Spatial annotation records
------------------------------------

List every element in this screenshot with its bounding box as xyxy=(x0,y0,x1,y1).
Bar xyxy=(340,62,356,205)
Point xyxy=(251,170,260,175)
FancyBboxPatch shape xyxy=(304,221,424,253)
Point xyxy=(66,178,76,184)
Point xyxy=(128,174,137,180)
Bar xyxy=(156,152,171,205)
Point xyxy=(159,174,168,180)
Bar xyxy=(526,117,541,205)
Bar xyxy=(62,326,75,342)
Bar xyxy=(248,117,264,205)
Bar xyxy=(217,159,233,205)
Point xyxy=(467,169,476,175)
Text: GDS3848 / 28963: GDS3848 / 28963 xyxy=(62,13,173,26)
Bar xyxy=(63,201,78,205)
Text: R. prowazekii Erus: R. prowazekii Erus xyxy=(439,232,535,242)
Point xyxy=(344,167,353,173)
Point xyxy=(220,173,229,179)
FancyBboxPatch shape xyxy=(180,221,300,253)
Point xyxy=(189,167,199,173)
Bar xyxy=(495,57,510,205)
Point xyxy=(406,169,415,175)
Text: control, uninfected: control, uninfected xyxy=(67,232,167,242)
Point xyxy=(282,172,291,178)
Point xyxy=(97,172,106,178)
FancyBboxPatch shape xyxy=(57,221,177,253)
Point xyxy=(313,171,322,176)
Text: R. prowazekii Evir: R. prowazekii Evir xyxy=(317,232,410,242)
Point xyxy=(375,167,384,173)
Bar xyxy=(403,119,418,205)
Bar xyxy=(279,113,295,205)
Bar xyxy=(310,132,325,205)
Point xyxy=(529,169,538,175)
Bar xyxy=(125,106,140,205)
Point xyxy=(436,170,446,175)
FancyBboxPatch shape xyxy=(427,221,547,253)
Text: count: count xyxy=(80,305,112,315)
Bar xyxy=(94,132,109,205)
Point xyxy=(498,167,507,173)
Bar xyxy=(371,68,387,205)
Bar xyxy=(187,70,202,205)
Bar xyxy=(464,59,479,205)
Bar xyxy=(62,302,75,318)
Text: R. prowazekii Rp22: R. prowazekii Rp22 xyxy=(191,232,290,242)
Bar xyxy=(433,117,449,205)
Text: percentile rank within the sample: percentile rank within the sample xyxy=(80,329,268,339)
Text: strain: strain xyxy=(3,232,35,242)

------------------------------------

- TASK STATEMENT
Convert every line of the records above into a numbered list, leaving out any blank lines.

- ANSWER IN FULL
1. List every element in this screenshot with its bounding box as xyxy=(x0,y0,x1,y1).
2. Bar xyxy=(340,62,356,205)
3. Point xyxy=(251,170,260,175)
4. FancyBboxPatch shape xyxy=(304,221,424,253)
5. Point xyxy=(66,178,76,184)
6. Point xyxy=(128,174,137,180)
7. Bar xyxy=(156,152,171,205)
8. Point xyxy=(159,174,168,180)
9. Bar xyxy=(526,117,541,205)
10. Bar xyxy=(62,326,75,342)
11. Bar xyxy=(248,117,264,205)
12. Bar xyxy=(217,159,233,205)
13. Point xyxy=(467,169,476,175)
14. Text: GDS3848 / 28963: GDS3848 / 28963 xyxy=(62,13,173,26)
15. Bar xyxy=(63,201,78,205)
16. Text: R. prowazekii Erus: R. prowazekii Erus xyxy=(439,232,535,242)
17. Point xyxy=(344,167,353,173)
18. Point xyxy=(220,173,229,179)
19. FancyBboxPatch shape xyxy=(180,221,300,253)
20. Point xyxy=(189,167,199,173)
21. Bar xyxy=(495,57,510,205)
22. Point xyxy=(406,169,415,175)
23. Text: control, uninfected: control, uninfected xyxy=(67,232,167,242)
24. Point xyxy=(282,172,291,178)
25. Point xyxy=(97,172,106,178)
26. FancyBboxPatch shape xyxy=(57,221,177,253)
27. Point xyxy=(313,171,322,176)
28. Text: R. prowazekii Evir: R. prowazekii Evir xyxy=(317,232,410,242)
29. Point xyxy=(375,167,384,173)
30. Bar xyxy=(403,119,418,205)
31. Bar xyxy=(279,113,295,205)
32. Bar xyxy=(310,132,325,205)
33. Point xyxy=(529,169,538,175)
34. Bar xyxy=(125,106,140,205)
35. Point xyxy=(436,170,446,175)
36. FancyBboxPatch shape xyxy=(427,221,547,253)
37. Text: count: count xyxy=(80,305,112,315)
38. Bar xyxy=(94,132,109,205)
39. Point xyxy=(498,167,507,173)
40. Bar xyxy=(371,68,387,205)
41. Bar xyxy=(187,70,202,205)
42. Bar xyxy=(464,59,479,205)
43. Bar xyxy=(62,302,75,318)
44. Text: R. prowazekii Rp22: R. prowazekii Rp22 xyxy=(191,232,290,242)
45. Bar xyxy=(433,117,449,205)
46. Text: percentile rank within the sample: percentile rank within the sample xyxy=(80,329,268,339)
47. Text: strain: strain xyxy=(3,232,35,242)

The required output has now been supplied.